- Task requirements
Repeat the material below exactly, line for line.

- Dataset records
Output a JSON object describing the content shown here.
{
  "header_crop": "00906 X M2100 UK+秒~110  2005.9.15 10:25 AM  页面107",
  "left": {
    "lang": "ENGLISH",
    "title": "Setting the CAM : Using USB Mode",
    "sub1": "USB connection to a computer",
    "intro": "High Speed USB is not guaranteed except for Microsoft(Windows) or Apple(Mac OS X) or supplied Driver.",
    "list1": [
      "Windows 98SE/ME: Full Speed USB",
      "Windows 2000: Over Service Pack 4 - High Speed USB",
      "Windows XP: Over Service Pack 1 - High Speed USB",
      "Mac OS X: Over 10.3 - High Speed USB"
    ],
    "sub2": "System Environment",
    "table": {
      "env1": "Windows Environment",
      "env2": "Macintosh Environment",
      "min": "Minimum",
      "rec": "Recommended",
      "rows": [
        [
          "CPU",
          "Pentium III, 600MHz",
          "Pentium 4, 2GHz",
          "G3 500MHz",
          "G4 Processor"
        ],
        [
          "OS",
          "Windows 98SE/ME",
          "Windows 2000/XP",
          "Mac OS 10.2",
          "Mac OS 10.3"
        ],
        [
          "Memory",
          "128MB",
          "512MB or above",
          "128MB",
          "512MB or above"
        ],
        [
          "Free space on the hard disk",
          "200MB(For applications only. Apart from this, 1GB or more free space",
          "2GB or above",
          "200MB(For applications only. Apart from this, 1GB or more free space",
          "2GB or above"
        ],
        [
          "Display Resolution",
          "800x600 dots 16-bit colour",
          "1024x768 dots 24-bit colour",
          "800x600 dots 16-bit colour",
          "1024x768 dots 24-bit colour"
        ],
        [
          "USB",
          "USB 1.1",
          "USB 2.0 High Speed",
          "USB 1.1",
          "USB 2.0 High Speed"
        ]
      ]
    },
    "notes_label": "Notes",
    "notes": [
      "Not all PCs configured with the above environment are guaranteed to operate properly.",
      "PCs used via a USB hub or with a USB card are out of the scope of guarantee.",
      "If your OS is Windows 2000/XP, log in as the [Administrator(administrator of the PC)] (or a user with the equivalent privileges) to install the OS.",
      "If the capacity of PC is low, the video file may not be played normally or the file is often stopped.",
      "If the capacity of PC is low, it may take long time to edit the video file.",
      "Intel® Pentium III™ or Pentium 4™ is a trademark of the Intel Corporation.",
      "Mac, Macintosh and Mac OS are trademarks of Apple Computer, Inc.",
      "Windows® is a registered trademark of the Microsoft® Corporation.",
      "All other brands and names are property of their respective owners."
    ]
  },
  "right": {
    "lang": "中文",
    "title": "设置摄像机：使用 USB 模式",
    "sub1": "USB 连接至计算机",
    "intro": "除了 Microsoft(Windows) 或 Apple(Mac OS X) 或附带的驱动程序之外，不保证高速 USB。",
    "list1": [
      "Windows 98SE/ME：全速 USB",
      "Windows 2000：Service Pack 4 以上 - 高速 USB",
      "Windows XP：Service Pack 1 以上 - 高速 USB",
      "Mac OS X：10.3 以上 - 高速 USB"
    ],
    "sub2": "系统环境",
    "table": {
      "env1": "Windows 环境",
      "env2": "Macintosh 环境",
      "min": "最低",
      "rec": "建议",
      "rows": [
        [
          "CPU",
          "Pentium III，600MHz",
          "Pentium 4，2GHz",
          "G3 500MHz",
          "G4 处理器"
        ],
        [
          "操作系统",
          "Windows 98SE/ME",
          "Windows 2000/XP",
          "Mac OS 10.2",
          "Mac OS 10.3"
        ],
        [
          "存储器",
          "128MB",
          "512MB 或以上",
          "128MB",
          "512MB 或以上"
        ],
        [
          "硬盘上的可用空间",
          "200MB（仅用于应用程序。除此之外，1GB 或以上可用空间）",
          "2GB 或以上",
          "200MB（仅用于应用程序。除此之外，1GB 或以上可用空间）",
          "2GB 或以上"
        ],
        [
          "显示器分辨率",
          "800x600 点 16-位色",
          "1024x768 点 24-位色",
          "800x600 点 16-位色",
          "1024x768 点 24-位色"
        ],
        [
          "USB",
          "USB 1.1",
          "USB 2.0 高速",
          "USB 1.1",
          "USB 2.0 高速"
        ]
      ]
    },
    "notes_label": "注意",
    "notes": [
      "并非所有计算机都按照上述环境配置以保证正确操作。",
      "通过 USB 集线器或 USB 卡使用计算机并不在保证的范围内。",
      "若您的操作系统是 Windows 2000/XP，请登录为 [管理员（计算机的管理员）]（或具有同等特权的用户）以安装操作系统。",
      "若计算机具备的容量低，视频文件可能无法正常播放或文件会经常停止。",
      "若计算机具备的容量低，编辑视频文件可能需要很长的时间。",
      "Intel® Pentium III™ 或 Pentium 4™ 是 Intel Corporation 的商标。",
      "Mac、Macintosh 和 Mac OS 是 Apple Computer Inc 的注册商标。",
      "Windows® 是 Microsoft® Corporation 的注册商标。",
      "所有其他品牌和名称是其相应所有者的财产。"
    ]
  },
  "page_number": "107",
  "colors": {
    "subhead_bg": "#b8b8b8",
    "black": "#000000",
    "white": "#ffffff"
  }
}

- Exercise result
Output a JSON object describing the content shown here.
{
  "header_crop": "00906 X M2100 UK+秒~110  2005.9.15 10:25 AM  页面107",
  "left": {
    "lang": "ENGLISH",
    "title": "Setting the CAM : Using USB Mode",
    "sub1": "USB connection to a computer",
    "intro": "High Speed USB is not guaranteed except for Microsoft(Windows) or Apple(Mac OS X) or supplied Driver.",
    "list1": [
      "Windows 98SE/ME: Full Speed USB",
      "Windows 2000: Over Service Pack 4 - High Speed USB",
      "Windows XP: Over Service Pack 1 - High Speed USB",
      "Mac OS X: Over 10.3 - High Speed USB"
    ],
    "sub2": "System Environment",
    "table": {
      "env1": "Windows Environment",
      "env2": "Macintosh Environment",
      "min": "Minimum",
      "rec": "Recommended",
      "rows": [
        [
          "CPU",
          "Pentium III, 600MHz",
          "Pentium 4, 2GHz",
          "G3 500MHz",
          "G4 Processor"
        ],
        [
          "OS",
          "Windows 98SE/ME",
          "Windows 2000/XP",
          "Mac OS 10.2",
          "Mac OS 10.3"
        ],
        [
          "Memory",
          "128MB",
          "512MB or above",
          "128MB",
          "512MB or above"
        ],
        [
          "Free space on the hard disk",
          "200MB(For applications only. Apart from this, 1GB or more free space",
          "2GB or above",
          "200MB(For applications only. Apart from this, 1GB or more free space",
          "2GB or above"
        ],
        [
          "Display Resolution",
          "800x600 dots 16-bit colour",
          "1024x768 dots 24-bit colour",
          "800x600 dots 16-bit colour",
          "1024x768 dots 24-bit colour"
        ],
        [
          "USB",
          "USB 1.1",
          "USB 2.0 High Speed",
          "USB 1.1",
          "USB 2.0 High Speed"
        ]
      ]
    },
    "notes_label": "Notes",
    "notes": [
      "Not all PCs configured with the above environment are guaranteed to operate properly.",
      "PCs used via a USB hub or with a USB card are out of the scope of guarantee.",
      "If your OS is Windows 2000/XP, log in as the [Administrator(administrator of the PC)] (or a user with the equivalent privileges) to install the OS.",
      "If the capacity of PC is low, the video file may not be played normally or the file is often stopped.",
      "If the capacity of PC is low, it may take long time to edit the video file.",
      "Intel® Pentium III™ or Pentium 4™ is a trademark of the Intel Corporation.",
      "Mac, Macintosh and Mac OS are trademarks of Apple Computer, Inc.",
      "Windows® is a registered trademark of the Microsoft® Corporation.",
      "All other brands and names are property of their respective owners."
    ]
  },
  "right": {
    "lang": "中文",
    "title": "设置摄像机：使用 USB 模式",
    "sub1": "USB 连接至计算机",
    "intro": "除了 Microsoft(Windows) 或 Apple(Mac OS X) 或附带的驱动程序之外，不保证高速 USB。",
    "list1": [
      "Windows 98SE/ME：全速 USB",
      "Windows 2000：Service Pack 4 以上 - 高速 USB",
      "Windows XP：Service Pack 1 以上 - 高速 USB",
      "Mac OS X：10.3 以上 - 高速 USB"
    ],
    "sub2": "系统环境",
    "table": {
      "env1": "Windows 环境",
      "env2": "Macintosh 环境",
      "min": "最低",
      "rec": "建议",
      "rows": [
        [
          "CPU",
          "Pentium III，600MHz",
          "Pentium 4，2GHz",
          "G3 500MHz",
          "G4 处理器"
        ],
        [
          "操作系统",
          "Windows 98SE/ME",
          "Windows 2000/XP",
          "Mac OS 10.2",
          "Mac OS 10.3"
        ],
        [
          "存储器",
          "128MB",
          "512MB 或以上",
          "128MB",
          "512MB 或以上"
        ],
        [
          "硬盘上的可用空间",
          "200MB（仅用于应用程序。除此之外，1GB 或以上可用空间）",
          "2GB 或以上",
          "200MB（仅用于应用程序。除此之外，1GB 或以上可用空间）",
          "2GB 或以上"
        ],
        [
          "显示器分辨率",
          "800x600 点 16-位色",
          "1024x768 点 24-位色",
          "800x600 点 16-位色",
          "1024x768 点 24-位色"
        ],
        [
          "USB",
          "USB 1.1",
          "USB 2.0 高速",
          "USB 1.1",
          "USB 2.0 高速"
        ]
      ]
    },
    "notes_label": "注意",
    "notes": [
      "并非所有计算机都按照上述环境配置以保证正确操作。",
      "通过 USB 集线器或 USB 卡使用计算机并不在保证的范围内。",
      "若您的操作系统是 Windows 2000/XP，请登录为 [管理员（计算机的管理员）]（或具有同等特权的用户）以安装操作系统。",
      "若计算机具备的容量低，视频文件可能无法正常播放或文件会经常停止。",
      "若计算机具备的容量低，编辑视频文件可能需要很长的时间。",
      "Intel® Pentium III™ 或 Pentium 4™ 是 Intel Corporation 的商标。",
      "Mac、Macintosh 和 Mac OS 是 Apple Computer Inc 的注册商标。",
      "Windows® 是 Microsoft® Corporation 的注册商标。",
      "所有其他品牌和名称是其相应所有者的财产。"
    ]
  },
  "page_number": "107",
  "colors": {
    "subhead_bg": "#b8b8b8",
    "black": "#000000",
    "white": "#ffffff"
  }
}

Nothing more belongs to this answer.